> TASK OBJECTIVE
Comb the records below for the string "согласие" and copy each line where it turns up.

> INFORMATION SUPPLIED
#####

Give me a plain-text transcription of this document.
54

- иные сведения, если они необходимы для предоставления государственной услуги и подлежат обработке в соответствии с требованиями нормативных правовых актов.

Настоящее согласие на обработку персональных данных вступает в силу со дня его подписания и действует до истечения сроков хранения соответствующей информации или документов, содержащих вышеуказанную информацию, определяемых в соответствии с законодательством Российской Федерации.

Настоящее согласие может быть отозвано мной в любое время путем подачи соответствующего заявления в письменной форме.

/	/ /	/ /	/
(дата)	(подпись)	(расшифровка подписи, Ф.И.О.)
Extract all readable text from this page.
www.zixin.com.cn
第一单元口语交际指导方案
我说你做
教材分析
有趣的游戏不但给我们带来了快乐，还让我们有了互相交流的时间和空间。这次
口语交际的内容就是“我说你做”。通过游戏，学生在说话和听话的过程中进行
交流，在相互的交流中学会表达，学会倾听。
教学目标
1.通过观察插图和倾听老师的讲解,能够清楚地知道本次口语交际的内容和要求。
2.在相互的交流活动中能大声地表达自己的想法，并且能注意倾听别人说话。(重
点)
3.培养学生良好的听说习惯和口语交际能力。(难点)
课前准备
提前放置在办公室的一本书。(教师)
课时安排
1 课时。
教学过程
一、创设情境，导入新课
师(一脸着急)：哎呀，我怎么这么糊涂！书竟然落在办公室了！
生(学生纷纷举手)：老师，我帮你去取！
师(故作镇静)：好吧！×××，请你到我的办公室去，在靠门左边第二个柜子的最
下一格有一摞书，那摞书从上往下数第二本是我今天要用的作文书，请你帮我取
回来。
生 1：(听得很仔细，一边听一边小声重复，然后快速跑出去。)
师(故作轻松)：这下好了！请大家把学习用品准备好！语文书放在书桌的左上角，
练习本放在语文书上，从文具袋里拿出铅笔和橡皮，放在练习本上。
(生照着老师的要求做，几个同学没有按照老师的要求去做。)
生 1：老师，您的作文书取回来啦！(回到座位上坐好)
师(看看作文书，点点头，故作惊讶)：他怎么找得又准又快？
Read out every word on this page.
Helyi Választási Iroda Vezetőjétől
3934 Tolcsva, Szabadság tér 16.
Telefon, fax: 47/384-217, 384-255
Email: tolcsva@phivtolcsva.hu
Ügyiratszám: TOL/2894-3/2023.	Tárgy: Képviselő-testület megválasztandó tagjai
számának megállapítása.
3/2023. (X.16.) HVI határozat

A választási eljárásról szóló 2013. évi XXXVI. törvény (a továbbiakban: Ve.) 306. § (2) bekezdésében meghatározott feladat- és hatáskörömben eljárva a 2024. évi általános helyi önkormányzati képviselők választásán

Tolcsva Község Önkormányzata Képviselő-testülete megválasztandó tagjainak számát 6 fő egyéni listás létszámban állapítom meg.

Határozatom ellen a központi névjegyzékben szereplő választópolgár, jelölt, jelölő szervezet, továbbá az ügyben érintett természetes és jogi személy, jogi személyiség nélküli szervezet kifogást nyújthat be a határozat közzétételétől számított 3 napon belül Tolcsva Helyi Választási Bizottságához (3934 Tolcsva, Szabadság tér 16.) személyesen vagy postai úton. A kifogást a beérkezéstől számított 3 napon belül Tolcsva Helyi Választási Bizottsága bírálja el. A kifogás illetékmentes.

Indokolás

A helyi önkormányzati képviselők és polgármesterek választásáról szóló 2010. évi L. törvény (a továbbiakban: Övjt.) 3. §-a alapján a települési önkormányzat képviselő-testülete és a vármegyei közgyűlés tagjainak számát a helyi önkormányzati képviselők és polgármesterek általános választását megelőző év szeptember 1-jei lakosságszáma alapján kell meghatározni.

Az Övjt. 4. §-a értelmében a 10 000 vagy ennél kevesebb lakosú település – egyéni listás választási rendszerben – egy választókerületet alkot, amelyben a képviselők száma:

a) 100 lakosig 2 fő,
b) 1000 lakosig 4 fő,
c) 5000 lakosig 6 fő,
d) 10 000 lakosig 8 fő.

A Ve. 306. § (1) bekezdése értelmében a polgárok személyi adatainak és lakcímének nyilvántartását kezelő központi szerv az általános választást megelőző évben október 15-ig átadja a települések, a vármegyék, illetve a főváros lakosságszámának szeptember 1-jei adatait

#####

> IN RESPONSE
Настоящее согласие на обработку персональных данных вступает в силу со дня его подписания и действует до истечения сроков хранения соответствующей информации или документов, содержащих вышеуказанную информацию, определяемых в соответствии с законодательством Российской Федерации.
Настоящее согласие может быть отозвано мной в любое время путем подачи соответствующего заявления в письменной форме.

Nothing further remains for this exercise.